EXERCISE PROMPT:
Locate every line below that contains the word "Osthoff" and copy it.

RECORDS SHOWN:
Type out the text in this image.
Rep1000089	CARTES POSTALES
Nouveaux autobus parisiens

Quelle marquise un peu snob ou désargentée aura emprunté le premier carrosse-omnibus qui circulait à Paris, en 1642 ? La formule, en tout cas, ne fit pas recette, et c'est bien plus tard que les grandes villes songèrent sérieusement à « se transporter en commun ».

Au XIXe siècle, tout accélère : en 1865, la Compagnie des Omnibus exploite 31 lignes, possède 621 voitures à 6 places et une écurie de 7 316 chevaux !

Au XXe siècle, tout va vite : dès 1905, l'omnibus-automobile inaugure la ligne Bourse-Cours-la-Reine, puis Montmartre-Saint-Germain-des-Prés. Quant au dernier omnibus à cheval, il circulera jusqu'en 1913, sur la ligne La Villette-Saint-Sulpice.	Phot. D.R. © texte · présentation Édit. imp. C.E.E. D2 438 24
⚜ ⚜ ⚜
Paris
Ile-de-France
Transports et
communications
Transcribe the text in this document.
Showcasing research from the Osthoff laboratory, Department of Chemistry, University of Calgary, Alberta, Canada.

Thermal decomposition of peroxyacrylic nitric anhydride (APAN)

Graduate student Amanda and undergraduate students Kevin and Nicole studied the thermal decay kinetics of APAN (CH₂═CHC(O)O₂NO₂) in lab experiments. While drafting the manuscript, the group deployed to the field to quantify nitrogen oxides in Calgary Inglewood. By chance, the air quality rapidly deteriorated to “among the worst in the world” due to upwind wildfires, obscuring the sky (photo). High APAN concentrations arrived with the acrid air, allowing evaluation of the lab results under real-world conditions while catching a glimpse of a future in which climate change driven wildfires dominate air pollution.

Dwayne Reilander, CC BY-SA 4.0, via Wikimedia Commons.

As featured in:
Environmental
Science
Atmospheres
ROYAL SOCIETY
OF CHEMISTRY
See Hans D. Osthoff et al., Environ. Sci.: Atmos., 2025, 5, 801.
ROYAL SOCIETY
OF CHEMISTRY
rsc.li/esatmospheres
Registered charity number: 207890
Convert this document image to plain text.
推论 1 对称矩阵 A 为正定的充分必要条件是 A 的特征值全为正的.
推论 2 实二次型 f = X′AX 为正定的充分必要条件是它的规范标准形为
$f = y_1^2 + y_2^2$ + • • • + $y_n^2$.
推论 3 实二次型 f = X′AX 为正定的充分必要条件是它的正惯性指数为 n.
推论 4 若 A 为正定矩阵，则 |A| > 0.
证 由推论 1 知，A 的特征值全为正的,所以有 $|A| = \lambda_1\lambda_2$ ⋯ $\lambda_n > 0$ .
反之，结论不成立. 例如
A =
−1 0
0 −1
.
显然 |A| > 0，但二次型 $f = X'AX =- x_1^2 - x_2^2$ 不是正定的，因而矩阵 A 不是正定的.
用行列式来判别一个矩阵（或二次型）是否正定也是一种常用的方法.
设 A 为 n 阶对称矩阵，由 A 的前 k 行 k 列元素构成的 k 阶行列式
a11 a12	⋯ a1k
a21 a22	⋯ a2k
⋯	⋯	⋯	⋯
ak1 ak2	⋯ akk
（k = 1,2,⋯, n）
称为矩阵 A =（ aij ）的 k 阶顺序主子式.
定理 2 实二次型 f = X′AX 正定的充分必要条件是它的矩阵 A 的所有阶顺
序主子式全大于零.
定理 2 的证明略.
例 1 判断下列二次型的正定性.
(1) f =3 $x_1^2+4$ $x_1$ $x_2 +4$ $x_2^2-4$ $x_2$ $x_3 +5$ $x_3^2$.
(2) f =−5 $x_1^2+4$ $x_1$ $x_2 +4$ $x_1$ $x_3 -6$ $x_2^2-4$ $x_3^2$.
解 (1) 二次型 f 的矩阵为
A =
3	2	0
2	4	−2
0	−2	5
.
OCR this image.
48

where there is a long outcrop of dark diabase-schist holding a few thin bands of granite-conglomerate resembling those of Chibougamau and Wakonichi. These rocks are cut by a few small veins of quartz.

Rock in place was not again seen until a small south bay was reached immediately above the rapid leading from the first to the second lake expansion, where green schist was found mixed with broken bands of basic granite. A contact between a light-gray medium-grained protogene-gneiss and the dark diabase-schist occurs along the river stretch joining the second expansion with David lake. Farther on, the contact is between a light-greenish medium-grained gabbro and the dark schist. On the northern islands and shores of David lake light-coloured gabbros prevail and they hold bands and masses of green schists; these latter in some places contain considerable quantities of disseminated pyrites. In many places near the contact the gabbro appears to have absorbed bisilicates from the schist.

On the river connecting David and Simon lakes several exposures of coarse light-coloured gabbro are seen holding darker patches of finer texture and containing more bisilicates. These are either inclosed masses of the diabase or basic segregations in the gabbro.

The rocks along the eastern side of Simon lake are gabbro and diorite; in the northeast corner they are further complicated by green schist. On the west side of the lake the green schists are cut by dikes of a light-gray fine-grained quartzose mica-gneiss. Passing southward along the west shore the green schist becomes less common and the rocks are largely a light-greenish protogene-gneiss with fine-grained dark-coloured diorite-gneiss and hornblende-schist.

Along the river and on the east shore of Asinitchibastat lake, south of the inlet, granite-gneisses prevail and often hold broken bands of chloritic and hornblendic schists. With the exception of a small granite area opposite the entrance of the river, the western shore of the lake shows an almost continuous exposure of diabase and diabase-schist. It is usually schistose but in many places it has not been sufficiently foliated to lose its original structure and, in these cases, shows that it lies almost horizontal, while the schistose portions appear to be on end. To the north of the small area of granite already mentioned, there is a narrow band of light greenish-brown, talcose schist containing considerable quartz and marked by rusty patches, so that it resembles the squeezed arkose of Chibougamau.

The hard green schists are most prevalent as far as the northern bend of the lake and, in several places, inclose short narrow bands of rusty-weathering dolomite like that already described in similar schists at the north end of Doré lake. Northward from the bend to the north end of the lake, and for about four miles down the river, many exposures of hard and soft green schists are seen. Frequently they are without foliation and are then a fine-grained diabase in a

FINAL ANSWER:
Showcasing research from the Osthoff laboratory, Department of Chemistry, University of Calgary, Alberta, Canada.
See Hans D. Osthoff et al., Environ. Sci.: Atmos., 2025, 5, 801.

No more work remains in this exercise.